Emit the entire listing verbatim.

Records supplied:
━━━━━━

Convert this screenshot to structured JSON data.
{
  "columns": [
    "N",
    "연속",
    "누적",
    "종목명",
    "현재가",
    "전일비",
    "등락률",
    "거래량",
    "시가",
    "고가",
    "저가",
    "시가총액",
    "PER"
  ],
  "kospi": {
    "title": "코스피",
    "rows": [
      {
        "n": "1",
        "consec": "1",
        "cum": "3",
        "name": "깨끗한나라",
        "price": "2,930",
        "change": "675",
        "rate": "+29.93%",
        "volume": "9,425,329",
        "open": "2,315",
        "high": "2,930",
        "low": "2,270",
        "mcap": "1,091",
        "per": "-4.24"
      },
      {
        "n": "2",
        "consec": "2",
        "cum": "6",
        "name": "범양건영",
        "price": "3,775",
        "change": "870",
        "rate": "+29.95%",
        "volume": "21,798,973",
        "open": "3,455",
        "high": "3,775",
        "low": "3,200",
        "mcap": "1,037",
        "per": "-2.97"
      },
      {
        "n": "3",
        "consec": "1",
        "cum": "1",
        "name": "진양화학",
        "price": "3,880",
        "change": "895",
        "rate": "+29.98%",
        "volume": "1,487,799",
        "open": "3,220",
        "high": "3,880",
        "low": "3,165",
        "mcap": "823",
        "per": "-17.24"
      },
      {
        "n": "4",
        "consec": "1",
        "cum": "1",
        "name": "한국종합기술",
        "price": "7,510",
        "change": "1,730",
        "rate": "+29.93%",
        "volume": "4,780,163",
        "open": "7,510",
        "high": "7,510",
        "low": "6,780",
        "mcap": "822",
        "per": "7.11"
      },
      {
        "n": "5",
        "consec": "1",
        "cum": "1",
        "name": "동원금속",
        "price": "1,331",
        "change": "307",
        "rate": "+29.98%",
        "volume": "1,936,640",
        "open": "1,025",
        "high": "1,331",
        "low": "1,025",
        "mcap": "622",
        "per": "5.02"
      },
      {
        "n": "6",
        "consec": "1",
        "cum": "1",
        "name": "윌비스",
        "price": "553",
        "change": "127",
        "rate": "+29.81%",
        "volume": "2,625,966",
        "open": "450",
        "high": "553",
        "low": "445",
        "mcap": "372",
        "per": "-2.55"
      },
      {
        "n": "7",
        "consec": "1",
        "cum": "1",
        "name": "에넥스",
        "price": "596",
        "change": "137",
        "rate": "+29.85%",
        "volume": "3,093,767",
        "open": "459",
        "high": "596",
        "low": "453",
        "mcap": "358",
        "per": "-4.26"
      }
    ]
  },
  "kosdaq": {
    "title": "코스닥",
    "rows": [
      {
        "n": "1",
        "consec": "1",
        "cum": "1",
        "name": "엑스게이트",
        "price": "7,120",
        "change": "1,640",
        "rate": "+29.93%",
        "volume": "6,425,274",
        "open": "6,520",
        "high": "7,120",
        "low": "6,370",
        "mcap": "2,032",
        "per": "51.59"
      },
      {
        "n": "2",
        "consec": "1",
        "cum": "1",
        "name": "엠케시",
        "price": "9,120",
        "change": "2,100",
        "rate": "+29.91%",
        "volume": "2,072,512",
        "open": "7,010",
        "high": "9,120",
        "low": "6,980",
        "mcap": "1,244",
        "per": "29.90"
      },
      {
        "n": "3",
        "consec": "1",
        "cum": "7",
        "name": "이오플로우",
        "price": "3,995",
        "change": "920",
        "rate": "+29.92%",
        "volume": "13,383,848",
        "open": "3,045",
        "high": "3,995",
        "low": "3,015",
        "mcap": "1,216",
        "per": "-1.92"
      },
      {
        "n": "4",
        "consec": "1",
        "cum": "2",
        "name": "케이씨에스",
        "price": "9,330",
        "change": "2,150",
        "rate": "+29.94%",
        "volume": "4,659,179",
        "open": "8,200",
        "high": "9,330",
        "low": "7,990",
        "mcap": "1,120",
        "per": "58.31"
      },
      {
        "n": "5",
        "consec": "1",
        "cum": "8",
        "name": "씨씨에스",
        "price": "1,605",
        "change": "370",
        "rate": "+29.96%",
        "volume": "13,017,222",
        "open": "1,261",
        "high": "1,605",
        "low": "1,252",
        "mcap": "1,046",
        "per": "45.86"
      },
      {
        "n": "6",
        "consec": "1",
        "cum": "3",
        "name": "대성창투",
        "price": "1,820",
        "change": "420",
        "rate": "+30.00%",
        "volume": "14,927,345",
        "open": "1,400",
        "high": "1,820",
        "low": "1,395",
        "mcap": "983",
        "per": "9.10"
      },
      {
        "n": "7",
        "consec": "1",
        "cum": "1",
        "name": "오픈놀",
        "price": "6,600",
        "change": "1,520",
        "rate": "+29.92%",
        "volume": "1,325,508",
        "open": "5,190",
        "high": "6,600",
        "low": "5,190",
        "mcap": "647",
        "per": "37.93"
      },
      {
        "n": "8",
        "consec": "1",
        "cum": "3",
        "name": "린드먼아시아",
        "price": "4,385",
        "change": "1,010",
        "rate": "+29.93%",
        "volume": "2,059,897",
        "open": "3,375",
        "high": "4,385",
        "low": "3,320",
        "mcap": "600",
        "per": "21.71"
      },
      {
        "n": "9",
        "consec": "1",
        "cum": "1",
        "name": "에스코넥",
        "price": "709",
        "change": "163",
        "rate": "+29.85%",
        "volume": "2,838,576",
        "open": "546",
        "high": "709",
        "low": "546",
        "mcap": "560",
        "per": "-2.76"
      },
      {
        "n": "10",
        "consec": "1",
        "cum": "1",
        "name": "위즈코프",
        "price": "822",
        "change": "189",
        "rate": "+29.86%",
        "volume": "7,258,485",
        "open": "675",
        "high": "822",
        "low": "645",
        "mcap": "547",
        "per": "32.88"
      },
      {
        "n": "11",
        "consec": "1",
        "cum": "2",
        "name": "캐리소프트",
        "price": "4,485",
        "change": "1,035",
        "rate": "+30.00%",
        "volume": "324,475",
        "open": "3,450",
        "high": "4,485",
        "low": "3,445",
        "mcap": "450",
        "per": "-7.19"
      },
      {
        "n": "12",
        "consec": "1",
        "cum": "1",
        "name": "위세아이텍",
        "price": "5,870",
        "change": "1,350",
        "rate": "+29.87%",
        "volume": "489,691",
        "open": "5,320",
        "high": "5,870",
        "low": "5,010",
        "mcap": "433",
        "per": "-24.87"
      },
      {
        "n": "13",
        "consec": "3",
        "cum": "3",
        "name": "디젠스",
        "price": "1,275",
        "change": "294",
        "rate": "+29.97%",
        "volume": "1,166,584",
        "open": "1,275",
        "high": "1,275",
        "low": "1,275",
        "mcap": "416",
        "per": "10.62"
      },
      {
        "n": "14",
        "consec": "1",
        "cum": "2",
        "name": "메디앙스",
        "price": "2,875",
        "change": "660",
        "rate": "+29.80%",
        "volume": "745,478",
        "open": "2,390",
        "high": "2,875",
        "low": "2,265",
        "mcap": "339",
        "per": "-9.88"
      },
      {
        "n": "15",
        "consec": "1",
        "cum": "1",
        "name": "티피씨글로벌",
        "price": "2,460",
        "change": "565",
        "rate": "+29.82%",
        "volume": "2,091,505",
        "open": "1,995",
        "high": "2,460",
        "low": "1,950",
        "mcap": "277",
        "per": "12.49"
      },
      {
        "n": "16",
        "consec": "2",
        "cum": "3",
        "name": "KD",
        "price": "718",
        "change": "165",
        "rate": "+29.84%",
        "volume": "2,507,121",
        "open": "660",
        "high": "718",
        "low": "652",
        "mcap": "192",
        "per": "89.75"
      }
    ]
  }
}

━━━━━━

Response for this exercise:
Convert this screenshot to structured JSON data.
{
  "columns": [
    "N",
    "연속",
    "누적",
    "종목명",
    "현재가",
    "전일비",
    "등락률",
    "거래량",
    "시가",
    "고가",
    "저가",
    "시가총액",
    "PER"
  ],
  "kospi": {
    "title": "코스피",
    "rows": [
      {
        "n": "1",
        "consec": "1",
        "cum": "3",
        "name": "깨끗한나라",
        "price": "2,930",
        "change": "675",
        "rate": "+29.93%",
        "volume": "9,425,329",
        "open": "2,315",
        "high": "2,930",
        "low": "2,270",
        "mcap": "1,091",
        "per": "-4.24"
      },
      {
        "n": "2",
        "consec": "2",
        "cum": "6",
        "name": "범양건영",
        "price": "3,775",
        "change": "870",
        "rate": "+29.95%",
        "volume": "21,798,973",
        "open": "3,455",
        "high": "3,775",
        "low": "3,200",
        "mcap": "1,037",
        "per": "-2.97"
      },
      {
        "n": "3",
        "consec": "1",
        "cum": "1",
        "name": "진양화학",
        "price": "3,880",
        "change": "895",
        "rate": "+29.98%",
        "volume": "1,487,799",
        "open": "3,220",
        "high": "3,880",
        "low": "3,165",
        "mcap": "823",
        "per": "-17.24"
      },
      {
        "n": "4",
        "consec": "1",
        "cum": "1",
        "name": "한국종합기술",
        "price": "7,510",
        "change": "1,730",
        "rate": "+29.93%",
        "volume": "4,780,163",
        "open": "7,510",
        "high": "7,510",
        "low": "6,780",
        "mcap": "822",
        "per": "7.11"
      },
      {
        "n": "5",
        "consec": "1",
        "cum": "1",
        "name": "동원금속",
        "price": "1,331",
        "change": "307",
        "rate": "+29.98%",
        "volume": "1,936,640",
        "open": "1,025",
        "high": "1,331",
        "low": "1,025",
        "mcap": "622",
        "per": "5.02"
      },
      {
        "n": "6",
        "consec": "1",
        "cum": "1",
        "name": "윌비스",
        "price": "553",
        "change": "127",
        "rate": "+29.81%",
        "volume": "2,625,966",
        "open": "450",
        "high": "553",
        "low": "445",
        "mcap": "372",
        "per": "-2.55"
      },
      {
        "n": "7",
        "consec": "1",
        "cum": "1",
        "name": "에넥스",
        "price": "596",
        "change": "137",
        "rate": "+29.85%",
        "volume": "3,093,767",
        "open": "459",
        "high": "596",
        "low": "453",
        "mcap": "358",
        "per": "-4.26"
      }
    ]
  },
  "kosdaq": {
    "title": "코스닥",
    "rows": [
      {
        "n": "1",
        "consec": "1",
        "cum": "1",
        "name": "엑스게이트",
        "price": "7,120",
        "change": "1,640",
        "rate": "+29.93%",
        "volume": "6,425,274",
        "open": "6,520",
        "high": "7,120",
        "low": "6,370",
        "mcap": "2,032",
        "per": "51.59"
      },
      {
        "n": "2",
        "consec": "1",
        "cum": "1",
        "name": "엠케시",
        "price": "9,120",
        "change": "2,100",
        "rate": "+29.91%",
        "volume": "2,072,512",
        "open": "7,010",
        "high": "9,120",
        "low": "6,980",
        "mcap": "1,244",
        "per": "29.90"
      },
      {
        "n": "3",
        "consec": "1",
        "cum": "7",
        "name": "이오플로우",
        "price": "3,995",
        "change": "920",
        "rate": "+29.92%",
        "volume": "13,383,848",
        "open": "3,045",
        "high": "3,995",
        "low": "3,015",
        "mcap": "1,216",
        "per": "-1.92"
      },
      {
        "n": "4",
        "consec": "1",
        "cum": "2",
        "name": "케이씨에스",
        "price": "9,330",
        "change": "2,150",
        "rate": "+29.94%",
        "volume": "4,659,179",
        "open": "8,200",
        "high": "9,330",
        "low": "7,990",
        "mcap": "1,120",
        "per": "58.31"
      },
      {
        "n": "5",
        "consec": "1",
        "cum": "8",
        "name": "씨씨에스",
        "price": "1,605",
        "change": "370",
        "rate": "+29.96%",
        "volume": "13,017,222",
        "open": "1,261",
        "high": "1,605",
        "low": "1,252",
        "mcap": "1,046",
        "per": "45.86"
      },
      {
        "n": "6",
        "consec": "1",
        "cum": "3",
        "name": "대성창투",
        "price": "1,820",
        "change": "420",
        "rate": "+30.00%",
        "volume": "14,927,345",
        "open": "1,400",
        "high": "1,820",
        "low": "1,395",
        "mcap": "983",
        "per": "9.10"
      },
      {
        "n": "7",
        "consec": "1",
        "cum": "1",
        "name": "오픈놀",
        "price": "6,600",
        "change": "1,520",
        "rate": "+29.92%",
        "volume": "1,325,508",
        "open": "5,190",
        "high": "6,600",
        "low": "5,190",
        "mcap": "647",
        "per": "37.93"
      },
      {
        "n": "8",
        "consec": "1",
        "cum": "3",
        "name": "린드먼아시아",
        "price": "4,385",
        "change": "1,010",
        "rate": "+29.93%",
        "volume": "2,059,897",
        "open": "3,375",
        "high": "4,385",
        "low": "3,320",
        "mcap": "600",
        "per": "21.71"
      },
      {
        "n": "9",
        "consec": "1",
        "cum": "1",
        "name": "에스코넥",
        "price": "709",
        "change": "163",
        "rate": "+29.85%",
        "volume": "2,838,576",
        "open": "546",
        "high": "709",
        "low": "546",
        "mcap": "560",
        "per": "-2.76"
      },
      {
        "n": "10",
        "consec": "1",
        "cum": "1",
        "name": "위즈코프",
        "price": "822",
        "change": "189",
        "rate": "+29.86%",
        "volume": "7,258,485",
        "open": "675",
        "high": "822",
        "low": "645",
        "mcap": "547",
        "per": "32.88"
      },
      {
        "n": "11",
        "consec": "1",
        "cum": "2",
        "name": "캐리소프트",
        "price": "4,485",
        "change": "1,035",
        "rate": "+30.00%",
        "volume": "324,475",
        "open": "3,450",
        "high": "4,485",
        "low": "3,445",
        "mcap": "450",
        "per": "-7.19"
      },
      {
        "n": "12",
        "consec": "1",
        "cum": "1",
        "name": "위세아이텍",
        "price": "5,870",
        "change": "1,350",
        "rate": "+29.87%",
        "volume": "489,691",
        "open": "5,320",
        "high": "5,870",
        "low": "5,010",
        "mcap": "433",
        "per": "-24.87"
      },
      {
        "n": "13",
        "consec": "3",
        "cum": "3",
        "name": "디젠스",
        "price": "1,275",
        "change": "294",
        "rate": "+29.97%",
        "volume": "1,166,584",
        "open": "1,275",
        "high": "1,275",
        "low": "1,275",
        "mcap": "416",
        "per": "10.62"
      },
      {
        "n": "14",
        "consec": "1",
        "cum": "2",
        "name": "메디앙스",
        "price": "2,875",
        "change": "660",
        "rate": "+29.80%",
        "volume": "745,478",
        "open": "2,390",
        "high": "2,875",
        "low": "2,265",
        "mcap": "339",
        "per": "-9.88"
      },
      {
        "n": "15",
        "consec": "1",
        "cum": "1",
        "name": "티피씨글로벌",
        "price": "2,460",
        "change": "565",
        "rate": "+29.82%",
        "volume": "2,091,505",
        "open": "1,995",
        "high": "2,460",
        "low": "1,950",
        "mcap": "277",
        "per": "12.49"
      },
      {
        "n": "16",
        "consec": "2",
        "cum": "3",
        "name": "KD",
        "price": "718",
        "change": "165",
        "rate": "+29.84%",
        "volume": "2,507,121",
        "open": "660",
        "high": "718",
        "low": "652",
        "mcap": "192",
        "per": "89.75"
      }
    ]
  }
}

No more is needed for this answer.